• TASKS TO PERFORM:
1. According to the text on color temperature, what hue does a 2700K bulb have?
2. From the text on color temperature, quote the passage that begins with the words "In lighting, colour" and ends with the words "in the home?".

• TEXT:
--------

In lighting, colour temperature describes the bias of white light, meaning it’s either a cool white, warm white, or something in between. The Kelvin scale is used to describe this bias. For instance, a 4000K bulb has a cool-white hue, while a 2700K bulb is warm white.
To understand this theory, you only need to remember that higher numbers mean a cooler light and lower numbers are warmer. So, how does this affect your choice of lighting in the home?
Warm Light for Chilling Out and Cool Light for Working
It’s well known that warm light relaxes us and cool white light keeps us awake. Not so long ago, homeowners could only buy warm-white incandescent bulbs for the home and maybe a cool-white fluorescent tube for the kitchen. But things have become more sophisticated in recent years. Now we have LED bubs as well as the “energy-saving” fluorescent bulbs that preceded them. And they come in all colours.

--------

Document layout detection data

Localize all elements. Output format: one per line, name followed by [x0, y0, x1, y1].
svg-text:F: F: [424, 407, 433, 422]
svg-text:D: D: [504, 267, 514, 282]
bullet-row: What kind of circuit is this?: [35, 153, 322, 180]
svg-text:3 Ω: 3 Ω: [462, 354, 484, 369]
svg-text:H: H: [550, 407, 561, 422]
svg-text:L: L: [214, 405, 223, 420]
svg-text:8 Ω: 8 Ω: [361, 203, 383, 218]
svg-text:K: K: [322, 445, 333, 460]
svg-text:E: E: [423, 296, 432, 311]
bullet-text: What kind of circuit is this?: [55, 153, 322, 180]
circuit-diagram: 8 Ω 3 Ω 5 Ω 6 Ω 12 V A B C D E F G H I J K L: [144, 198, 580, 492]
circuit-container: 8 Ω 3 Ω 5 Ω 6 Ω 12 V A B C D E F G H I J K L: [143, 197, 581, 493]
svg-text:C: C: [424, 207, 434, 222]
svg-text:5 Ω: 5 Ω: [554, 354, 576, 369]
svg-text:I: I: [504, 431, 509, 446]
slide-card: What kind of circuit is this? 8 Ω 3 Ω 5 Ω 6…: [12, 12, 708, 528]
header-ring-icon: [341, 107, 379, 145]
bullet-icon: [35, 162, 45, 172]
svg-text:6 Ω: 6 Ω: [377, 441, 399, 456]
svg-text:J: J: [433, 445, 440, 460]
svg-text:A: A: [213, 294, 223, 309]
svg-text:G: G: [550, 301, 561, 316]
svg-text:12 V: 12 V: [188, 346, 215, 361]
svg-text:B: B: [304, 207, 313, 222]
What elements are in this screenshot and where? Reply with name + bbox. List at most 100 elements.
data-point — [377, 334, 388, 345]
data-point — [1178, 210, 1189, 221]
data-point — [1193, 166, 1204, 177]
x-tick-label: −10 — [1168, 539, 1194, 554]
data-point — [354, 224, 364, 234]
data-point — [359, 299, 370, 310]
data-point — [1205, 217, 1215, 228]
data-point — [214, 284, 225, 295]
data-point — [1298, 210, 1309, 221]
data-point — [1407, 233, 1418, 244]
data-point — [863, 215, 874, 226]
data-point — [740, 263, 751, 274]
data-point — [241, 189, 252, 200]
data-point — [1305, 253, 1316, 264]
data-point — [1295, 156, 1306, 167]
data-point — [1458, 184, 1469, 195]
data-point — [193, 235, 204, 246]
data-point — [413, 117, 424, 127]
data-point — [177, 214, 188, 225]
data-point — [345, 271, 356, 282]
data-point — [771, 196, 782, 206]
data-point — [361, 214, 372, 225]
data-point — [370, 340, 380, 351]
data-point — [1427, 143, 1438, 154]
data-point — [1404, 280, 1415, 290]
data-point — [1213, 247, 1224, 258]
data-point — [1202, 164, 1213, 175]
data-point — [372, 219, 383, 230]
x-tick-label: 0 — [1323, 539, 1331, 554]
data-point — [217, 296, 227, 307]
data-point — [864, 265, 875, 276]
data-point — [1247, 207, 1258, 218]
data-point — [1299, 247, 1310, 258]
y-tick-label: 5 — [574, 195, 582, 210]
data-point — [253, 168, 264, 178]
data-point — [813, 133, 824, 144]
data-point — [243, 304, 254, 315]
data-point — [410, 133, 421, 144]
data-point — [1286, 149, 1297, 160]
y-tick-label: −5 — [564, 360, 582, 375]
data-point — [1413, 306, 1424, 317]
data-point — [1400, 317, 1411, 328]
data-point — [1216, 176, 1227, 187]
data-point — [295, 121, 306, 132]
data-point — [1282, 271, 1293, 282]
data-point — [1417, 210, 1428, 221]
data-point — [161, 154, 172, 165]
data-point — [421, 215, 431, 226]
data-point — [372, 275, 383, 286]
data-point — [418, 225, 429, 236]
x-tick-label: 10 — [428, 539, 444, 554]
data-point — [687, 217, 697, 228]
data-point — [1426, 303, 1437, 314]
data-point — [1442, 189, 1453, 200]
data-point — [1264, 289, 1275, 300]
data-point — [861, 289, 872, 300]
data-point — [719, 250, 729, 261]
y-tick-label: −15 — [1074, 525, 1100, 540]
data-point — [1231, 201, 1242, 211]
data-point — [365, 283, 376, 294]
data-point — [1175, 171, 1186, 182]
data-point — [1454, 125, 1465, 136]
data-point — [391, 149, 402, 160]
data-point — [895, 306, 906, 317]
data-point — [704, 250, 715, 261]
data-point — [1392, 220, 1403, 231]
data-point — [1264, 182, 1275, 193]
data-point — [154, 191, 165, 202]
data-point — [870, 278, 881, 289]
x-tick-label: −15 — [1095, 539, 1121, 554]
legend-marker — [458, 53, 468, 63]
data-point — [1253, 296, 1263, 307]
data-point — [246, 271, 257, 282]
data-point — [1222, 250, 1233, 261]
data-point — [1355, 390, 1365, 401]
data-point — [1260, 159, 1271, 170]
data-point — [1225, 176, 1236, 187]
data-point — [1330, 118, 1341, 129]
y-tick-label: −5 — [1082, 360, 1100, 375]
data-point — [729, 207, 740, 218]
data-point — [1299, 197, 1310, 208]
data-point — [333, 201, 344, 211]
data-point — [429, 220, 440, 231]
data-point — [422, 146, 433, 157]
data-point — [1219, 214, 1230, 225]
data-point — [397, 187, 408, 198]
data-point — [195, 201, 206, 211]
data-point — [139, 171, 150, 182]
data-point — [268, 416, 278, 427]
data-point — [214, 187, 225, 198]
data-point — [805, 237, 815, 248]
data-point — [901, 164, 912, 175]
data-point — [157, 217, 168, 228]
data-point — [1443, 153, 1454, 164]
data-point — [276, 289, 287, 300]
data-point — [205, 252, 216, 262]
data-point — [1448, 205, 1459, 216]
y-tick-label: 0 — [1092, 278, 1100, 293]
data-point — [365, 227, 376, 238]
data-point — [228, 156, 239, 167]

--------

• ANSWERS FOR THIS EXERCISE:
1. Warm white.

2.
In lighting, colour temperature describes the bias of white light, meaning it’s either a cool white, warm white, or something in between. The Kelvin scale is used to describe this bias. For instance, a 4000K bulb has a cool-white hue, while a 2700K bulb is warm white.
To understand this theory, you only need to remember that higher numbers mean a cooler light and lower numbers are warmer. So, how does this affect your choice of lighting in the home?